## [What the task asks]
Below are the records. List every line holding the word "break".

## [Input data]
====================

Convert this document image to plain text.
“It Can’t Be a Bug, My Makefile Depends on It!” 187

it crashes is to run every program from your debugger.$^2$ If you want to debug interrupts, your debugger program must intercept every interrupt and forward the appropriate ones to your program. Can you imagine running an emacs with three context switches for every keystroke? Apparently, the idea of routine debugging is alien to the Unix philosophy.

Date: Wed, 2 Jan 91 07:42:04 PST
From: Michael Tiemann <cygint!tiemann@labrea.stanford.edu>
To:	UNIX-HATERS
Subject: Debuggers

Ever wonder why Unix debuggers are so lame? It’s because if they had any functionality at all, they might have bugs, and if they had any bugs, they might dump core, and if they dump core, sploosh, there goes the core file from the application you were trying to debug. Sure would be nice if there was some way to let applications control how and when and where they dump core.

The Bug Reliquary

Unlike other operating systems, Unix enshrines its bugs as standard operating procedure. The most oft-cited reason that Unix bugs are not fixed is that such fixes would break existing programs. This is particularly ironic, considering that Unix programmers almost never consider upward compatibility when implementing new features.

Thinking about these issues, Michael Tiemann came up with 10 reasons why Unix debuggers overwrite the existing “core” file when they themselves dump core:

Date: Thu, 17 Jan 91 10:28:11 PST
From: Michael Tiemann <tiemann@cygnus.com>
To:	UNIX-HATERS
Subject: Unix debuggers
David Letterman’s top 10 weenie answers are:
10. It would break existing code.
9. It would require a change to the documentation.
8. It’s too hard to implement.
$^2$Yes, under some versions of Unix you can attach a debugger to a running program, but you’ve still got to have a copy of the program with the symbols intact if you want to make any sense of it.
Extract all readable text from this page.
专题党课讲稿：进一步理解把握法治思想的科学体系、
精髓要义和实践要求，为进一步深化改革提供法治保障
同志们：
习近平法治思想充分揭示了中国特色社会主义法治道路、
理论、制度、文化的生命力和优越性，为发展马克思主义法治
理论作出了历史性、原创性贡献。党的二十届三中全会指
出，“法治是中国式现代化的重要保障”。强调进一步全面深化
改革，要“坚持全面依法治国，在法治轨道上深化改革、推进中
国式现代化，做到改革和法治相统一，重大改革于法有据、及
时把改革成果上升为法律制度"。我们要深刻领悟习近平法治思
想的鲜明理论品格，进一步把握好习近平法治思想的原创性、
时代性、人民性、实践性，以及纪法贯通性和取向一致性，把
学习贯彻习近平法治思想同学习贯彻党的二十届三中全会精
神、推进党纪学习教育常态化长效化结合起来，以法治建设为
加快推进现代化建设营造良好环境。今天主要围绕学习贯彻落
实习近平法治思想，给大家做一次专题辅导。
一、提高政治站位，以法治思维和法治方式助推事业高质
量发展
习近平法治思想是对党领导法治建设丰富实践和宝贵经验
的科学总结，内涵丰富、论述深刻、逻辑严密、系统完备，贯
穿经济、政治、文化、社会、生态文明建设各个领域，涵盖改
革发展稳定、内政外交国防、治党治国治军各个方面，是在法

====================

## [Expected answer]
Unlike other operating systems, Unix enshrines its bugs as standard operating procedure. The most oft-cited reason that Unix bugs are not fixed is that such fixes would break existing programs. This is particularly ironic, considering that Unix programmers almost never consider upward compatibility when implementing new features.
10. It would break existing code.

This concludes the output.